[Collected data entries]
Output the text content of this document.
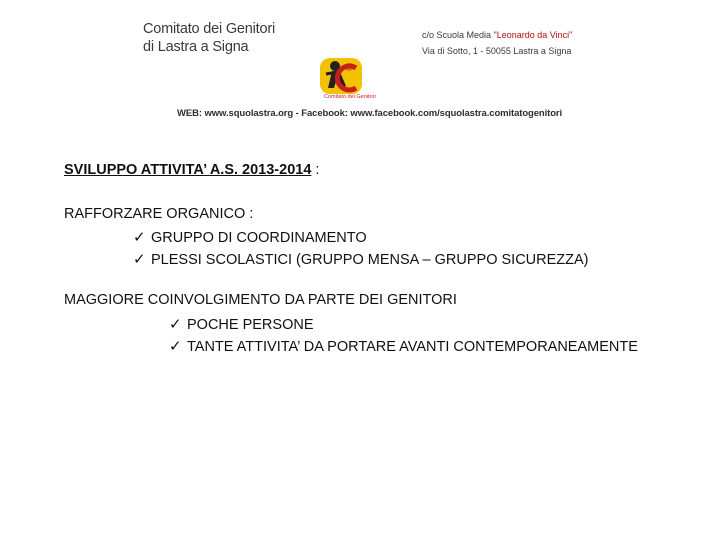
Comitato dei Genitori
di Lastra a Signa
c/o Scuola Media "Leonardo da Vinci"
Via di Sotto, 1 - 50055 Lastra a Signa
Comitato dei Genitori
WEB: www.squolastra.org - Facebook: www.facebook.com/squolastra.comitatogenitori
SVILUPPO ATTIVITA’ A.S. 2013-2014 :
RAFFORZARE ORGANICO :
✓ GRUPPO DI COORDINAMENTO
✓ PLESSI SCOLASTICI (GRUPPO MENSA – GRUPPO SICUREZZA)
MAGGIORE COINVOLGIMENTO DA PARTE DEI GENITORI
✓ POCHE PERSONE
✓ TANTE ATTIVITA’ DA PORTARE AVANTI CONTEMPORANEAMENTE
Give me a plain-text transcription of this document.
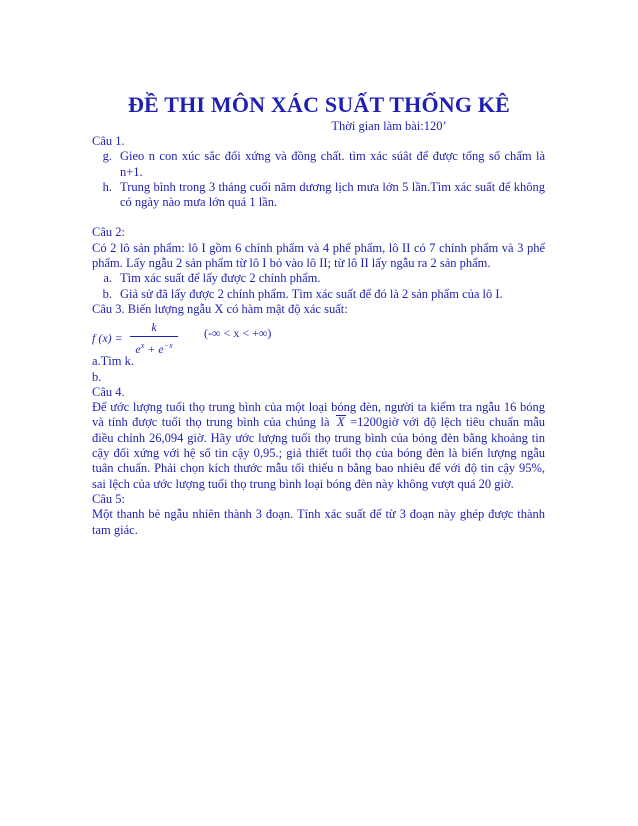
ĐỀ THI MÔN XÁC SUẤT THỐNG KÊ
Thời gian làm bài:120’

Câu 1.

g. Gieo n con xúc sắc đối xứng và đồng chất. tìm xác súât để được tổng số chấm là n+1.
h. Trung bình trong 3 tháng cuối năm dương lịch mưa lớn 5 lần.Tìm xác suất để không có ngày nào mưa lớn quá 1 lần.

Câu 2:

Có 2 lô sản phẩm: lô I gồm 6 chính phẩm và 4 phế phẩm, lô II có 7 chính phẩm và 3 phế phẩm. Lấy ngẫu 2 sản phẩm từ lô I bỏ vào lô II; từ lô II lấy ngẫu ra 2 sản phẩm.

a. Tìm xác suất để lấy được 2 chính phẩm.
b. Giả sử đã lấy được 2 chính phẩm. Tìm xác suất để đó là 2 sản phẩm của lô I.

Câu 3. Biến lượng ngẫu X có hàm mật độ xác suất:

f (x) =
k
$e^x + e^{-x}$
(-∞ < x < +∞)

a.Tìm k.

b.

Câu 4.

Để ước lượng tuổi thọ trung bình của một loại bóng đèn, người ta kiểm tra ngẫu 16 bóng và tính được tuổi thọ trung bình của chúng là X =1200giờ với độ lệch tiêu chuẩn mẫu điều chỉnh 26,094 giờ. Hãy ước lượng tuổi thọ trung bình của bóng đèn bằng khoảng tin cậy đối xứng với hệ số tin cậy 0,95.; giả thiết tuổi thọ của bóng đèn là biến lượng ngẫu tuân chuẩn. Phải chọn kích thước mẫu tối thiểu n bằng bao nhiêu để với độ tin cậy 95%, sai lệch của ước lượng tuổi thọ trung bình loại bóng đèn này không vượt quá 20 giờ.

Câu 5:

Một thanh bẻ ngẫu nhiên thành 3 đoạn. Tính xác suất để từ 3 đoạn này ghép được thành tam giác.
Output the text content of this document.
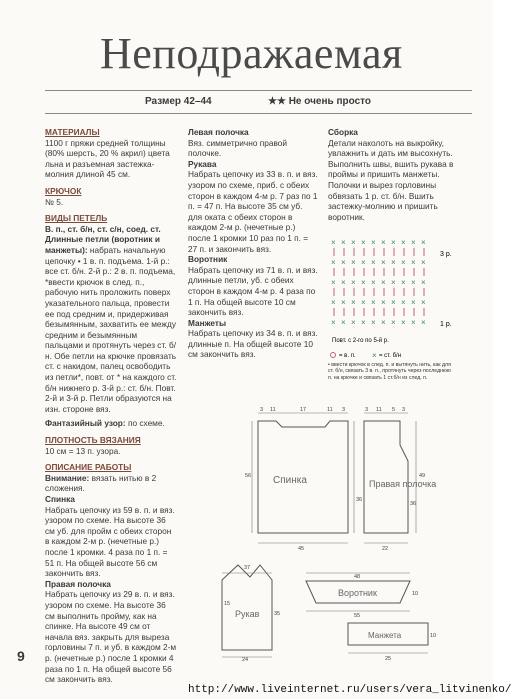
Неподражаемая
Размер 42–44	★★ Не очень просто

МАТЕРИАЛЫ

1100 г пряжи средней толщины (80% шерсть, 20 % акрил) цвета льна и разъемная застежка-молния длиной 45 см.

КРЮЧОК

№ 5.

ВИДЫ ПЕТЕЛЬ

В. п., ст. б/н, ст. с/н, соед. ст.

Длинные петли (воротник и манжеты): набрать начальную цепочку • 1 в. п. подъема. 1-й р.: все ст. б/н. 2-й р.: 2 в. п. подъема, *ввести крючок в след. п., рабочую нить проложить поверх указательного пальца, провести ее под средним и, придерживая безымянным, захватить ее между средним и безымянным пальцами и протянуть через ст. б/н. Обе петли на крючке провязать ст. с накидом, палец освободить из петли*, повт. от * на каждого ст. б/н нижнего р. 3-й р.: ст. б/н. Повт. 2-й и 3-й р. Петли образуются на изн. стороне вяз.

Фантазийный узор: по схеме.

ПЛОТНОСТЬ ВЯЗАНИЯ

10 см = 13 п. узора.

ОПИСАНИЕ РАБОТЫ

Внимание: вязать нитью в 2 сложения.

Спинка

Набрать цепочку из 59 в. п. и вяз. узором по схеме. На высоте 36 см уб. для пройм с обеих сторон в каждом 2-м р. (нечетные р.) после 1 кромки. 4 раза по 1 п. = 51 п. На общей высоте 56 см закончить вяз.

Правая полочка

Набрать цепочку из 29 в. п. и вяз. узором по схеме. На высоте 36 см выполнить пройму, как на спинке. На высоте 49 см от начала вяз. закрыть для выреза горловины 7 п. и уб. в каждом 2-м р. (нечетные р.) после 1 кромки 4 раза по 1 п. На общей высоте 56 см закончить вяз.

Левая полочка

Вяз. симметрично правой полочке.

Рукава

Набрать цепочку из 33 в. п. и вяз. узором по схеме, приб. с обеих сторон в каждом 4-м р. 7 раз по 1 п. = 47 п. На высоте 35 см уб. для оката с обеих сторон в каждом 2-м р. (нечетные р.) после 1 кромки 10 раз по 1 п. = 27 п. и закончить вяз.

Воротник

Набрать цепочку из 71 в. п. и вяз. длинные петли, уб. с обеих сторон в каждом 4-м р. 4 раза по 1 п. На общей высоте 10 см закончить вяз.

Манжеты

Набрать цепочку из 34 в. п. и вяз. длинные п. На общей высоте 10 см закончить вяз.

Сборка

Детали наколоть на выкройку, увлажнить и дать им высохнуть. Выполнить швы, вшить рукава в проймы и пришить манжеты. Полочки и вырез горловины обвязать 1 р. ст. б/н. Вшить застежку-молнию и пришить воротник.

× × × × × × × × × ×
× × × × × × × × × ×
× × × × × × × × × ×
× × × × × × × × × ×
× × × × × × × × × ×
3 р.
1 р.
Повт. с 2-го по 5-й р.
= в. п. × = ст. б/н
• ввести крючок в след. п. и вытянуть нить, как для ст. б/н, связать 3 в. п., протянуть через последнюю п. на крючке и связать 1 ст.б/н из след. п.
Спинка	Правая полочка
Рукав
Воротник
Манжета
3 11	17	11 3
56
36
45
3 11 5 3
49
36
22
37
15
35
24
48
10
55
10
25
9
http://www.liveinternet.ru/users/vera_litvinenko/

[WHAT IS ASKED]
Which lines contain the word "Повт"? Return each of them.

[REPLY TO THE TASK]
Длинные петли (воротник и манжеты): набрать начальную цепочку • 1 в. п. подъема. 1-й р.: все ст. б/н. 2-й р.: 2 в. п. подъема, *ввести крючок в след. п., рабочую нить проложить поверх указательного пальца, провести ее под средним и, придерживая безымянным, захватить ее между средним и безымянным пальцами и протянуть через ст. б/н. Обе петли на крючке провязать ст. с накидом, палец освободить из петли*, повт. от * на каждого ст. б/н нижнего р. 3-й р.: ст. б/н. Повт. 2-й и 3-й р. Петли образуются на изн. стороне вяз.
Повт. с 2-го по 5-й р.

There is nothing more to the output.